(Saved entries)
----------------

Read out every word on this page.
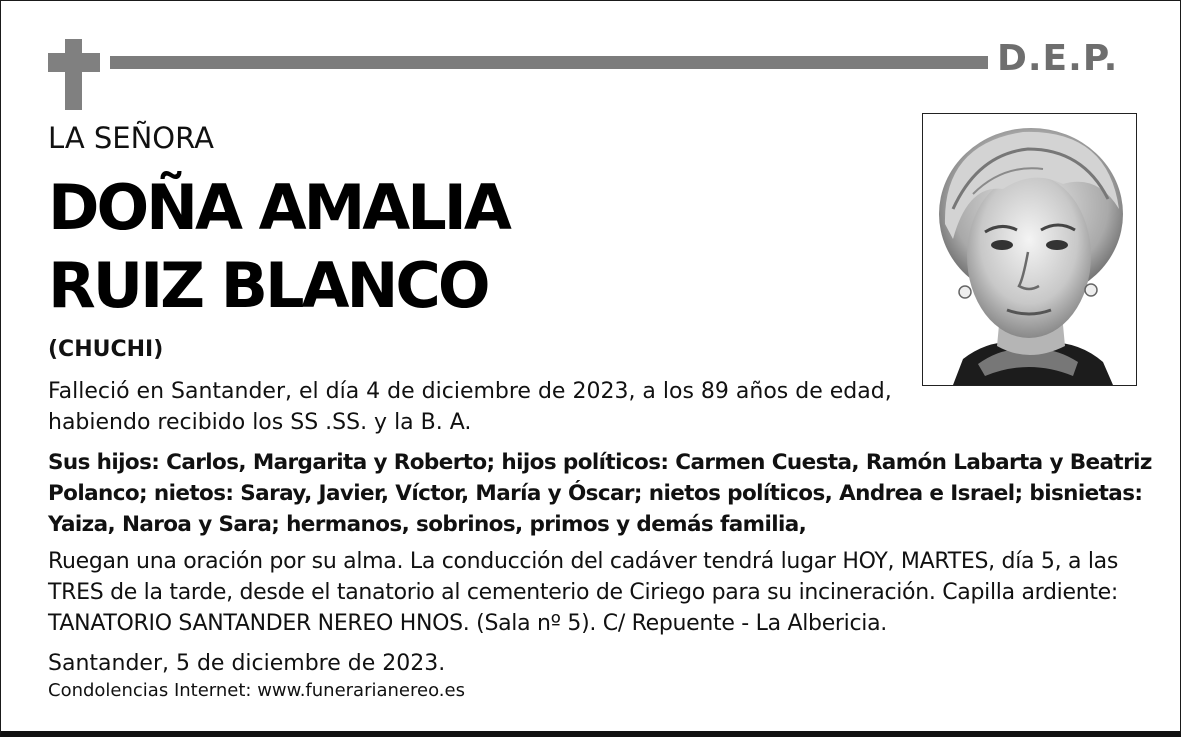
D.E.P.
LA SEÑORA
DOÑA AMALIA
RUIZ BLANCO
(CHUCHI)
Falleció en Santander, el día 4 de diciembre de 2023, a los 89 años de edad,
habiendo recibido los SS .SS. y la B. A.
Sus hijos: Carlos, Margarita y Roberto; hijos políticos: Carmen Cuesta, Ramón Labarta y Beatriz
Polanco; nietos: Saray, Javier, Víctor, María y Óscar; nietos políticos, Andrea e Israel; bisnietas:
Yaiza, Naroa y Sara; hermanos, sobrinos, primos y demás familia,
Ruegan una oración por su alma. La conducción del cadáver tendrá lugar HOY, MARTES, día 5, a las
TRES de la tarde, desde el tanatorio al cementerio de Ciriego para su incineración. Capilla ardiente:
TANATORIO SANTANDER NEREO HNOS. (Sala nº 5). C/ Repuente - La Albericia.
Santander, 5 de diciembre de 2023.
Condolencias Internet: www.funerarianereo.es
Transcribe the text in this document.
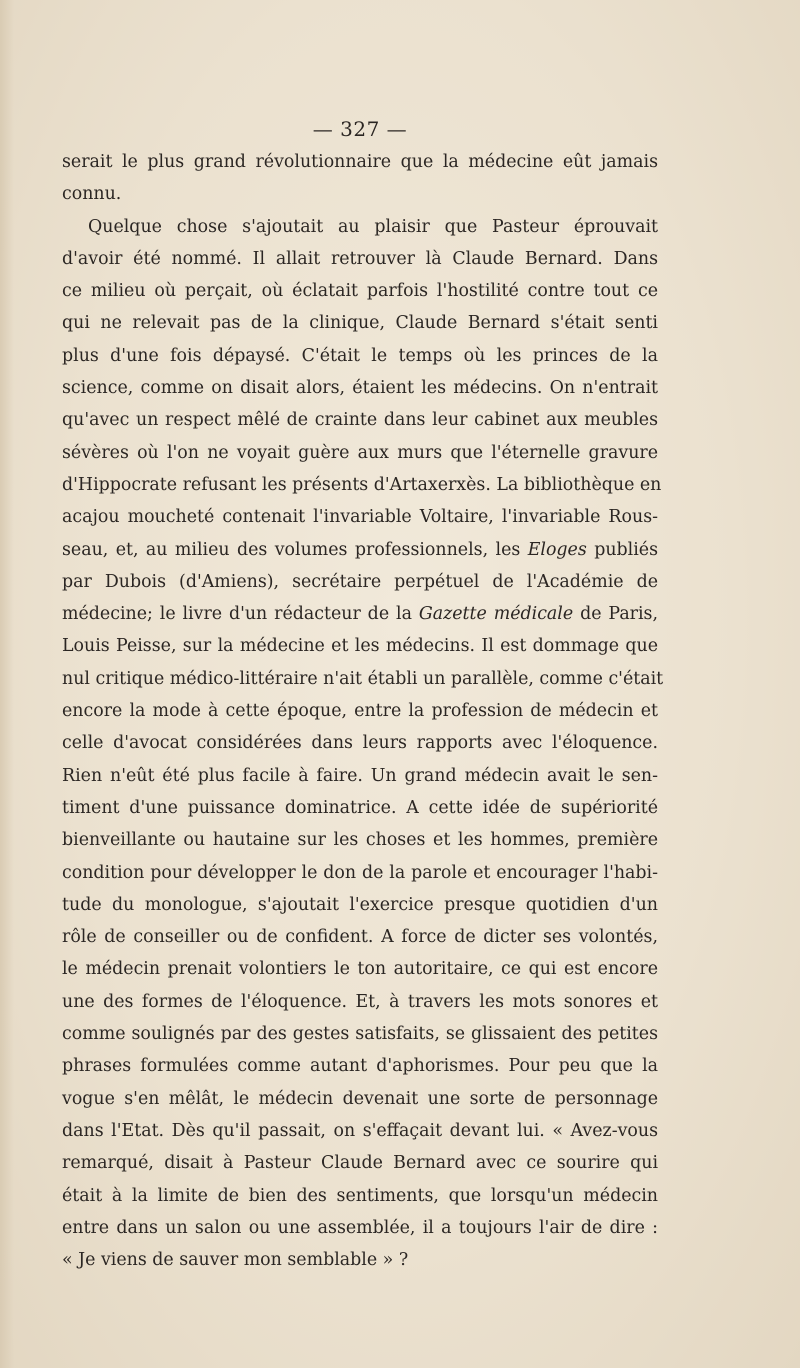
— 327 —
serait le plus grand révolutionnaire que la médecine eût jamais
connu.
Quelque chose s'ajoutait au plaisir que Pasteur éprouvait
d'avoir été nommé. Il allait retrouver là Claude Bernard. Dans
ce milieu où perçait, où éclatait parfois l'hostilité contre tout ce
qui ne relevait pas de la clinique, Claude Bernard s'était senti
plus d'une fois dépaysé. C'était le temps où les princes de la
science, comme on disait alors, étaient les médecins. On n'entrait
qu'avec un respect mêlé de crainte dans leur cabinet aux meubles
sévères où l'on ne voyait guère aux murs que l'éternelle gravure
d'Hippocrate refusant les présents d'Artaxerxès. La bibliothèque en
acajou moucheté contenait l'invariable Voltaire, l'invariable Rous-
seau, et, au milieu des volumes professionnels, les Eloges publiés
par Dubois (d'Amiens), secrétaire perpétuel de l'Académie de
médecine; le livre d'un rédacteur de la Gazette médicale de Paris,
Louis Peisse, sur la médecine et les médecins. Il est dommage que
nul critique médico-littéraire n'ait établi un parallèle, comme c'était
encore la mode à cette époque, entre la profession de médecin et
celle d'avocat considérées dans leurs rapports avec l'éloquence.
Rien n'eût été plus facile à faire. Un grand médecin avait le sen-
timent d'une puissance dominatrice. A cette idée de supériorité
bienveillante ou hautaine sur les choses et les hommes, première
condition pour développer le don de la parole et encourager l'habi-
tude du monologue, s'ajoutait l'exercice presque quotidien d'un
rôle de conseiller ou de confident. A force de dicter ses volontés,
le médecin prenait volontiers le ton autoritaire, ce qui est encore
une des formes de l'éloquence. Et, à travers les mots sonores et
comme soulignés par des gestes satisfaits, se glissaient des petites
phrases formulées comme autant d'aphorismes. Pour peu que la
vogue s'en mêlât, le médecin devenait une sorte de personnage
dans l'Etat. Dès qu'il passait, on s'effaçait devant lui. « Avez-vous
remarqué, disait à Pasteur Claude Bernard avec ce sourire qui
était à la limite de bien des sentiments, que lorsqu'un médecin
entre dans un salon ou une assemblée, il a toujours l'air de dire :
« Je viens de sauver mon semblable » ?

----------------

Write out every line of the data that holds the word "ajoutait".

→ EXPECTED OUTPUT
Quelque chose s'ajoutait au plaisir que Pasteur éprouvait
tude du monologue, s'ajoutait l'exercice presque quotidien d'un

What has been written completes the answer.